= The task =
Among the lines below, list those containing the string "предмета".

= Data =
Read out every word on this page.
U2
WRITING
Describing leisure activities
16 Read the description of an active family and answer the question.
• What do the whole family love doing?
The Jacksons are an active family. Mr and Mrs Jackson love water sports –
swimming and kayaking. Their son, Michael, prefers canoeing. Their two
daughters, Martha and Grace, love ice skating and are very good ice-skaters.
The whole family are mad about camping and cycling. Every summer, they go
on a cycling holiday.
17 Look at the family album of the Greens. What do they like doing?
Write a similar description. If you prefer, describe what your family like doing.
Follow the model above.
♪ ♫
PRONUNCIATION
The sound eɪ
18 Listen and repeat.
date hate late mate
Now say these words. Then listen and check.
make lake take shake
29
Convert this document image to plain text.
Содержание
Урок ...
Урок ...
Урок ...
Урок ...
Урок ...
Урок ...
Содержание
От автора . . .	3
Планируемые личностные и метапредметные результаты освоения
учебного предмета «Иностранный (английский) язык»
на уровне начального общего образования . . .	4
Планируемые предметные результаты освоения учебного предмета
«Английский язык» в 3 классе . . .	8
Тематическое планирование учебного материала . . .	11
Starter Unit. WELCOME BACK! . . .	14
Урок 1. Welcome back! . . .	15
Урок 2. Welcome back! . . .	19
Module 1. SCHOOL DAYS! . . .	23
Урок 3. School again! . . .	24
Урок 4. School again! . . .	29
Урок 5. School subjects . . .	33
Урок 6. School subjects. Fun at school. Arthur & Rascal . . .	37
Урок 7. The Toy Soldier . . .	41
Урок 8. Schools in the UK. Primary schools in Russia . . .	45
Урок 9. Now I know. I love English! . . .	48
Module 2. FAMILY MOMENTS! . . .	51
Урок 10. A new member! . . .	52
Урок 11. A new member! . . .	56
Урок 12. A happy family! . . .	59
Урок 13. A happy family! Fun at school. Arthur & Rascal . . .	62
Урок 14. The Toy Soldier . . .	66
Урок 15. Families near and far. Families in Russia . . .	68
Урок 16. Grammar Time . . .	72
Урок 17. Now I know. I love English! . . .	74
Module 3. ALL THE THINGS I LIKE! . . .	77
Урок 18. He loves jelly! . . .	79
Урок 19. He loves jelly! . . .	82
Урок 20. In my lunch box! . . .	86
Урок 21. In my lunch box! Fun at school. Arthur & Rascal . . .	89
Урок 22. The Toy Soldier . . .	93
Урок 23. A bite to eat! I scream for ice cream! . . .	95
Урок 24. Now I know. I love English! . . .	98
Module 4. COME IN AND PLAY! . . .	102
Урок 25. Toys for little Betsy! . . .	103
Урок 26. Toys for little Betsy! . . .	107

= Output of the exercise =
учебного предмета «Иностранный (английский) язык»
Планируемые предметные результаты освоения учебного предмета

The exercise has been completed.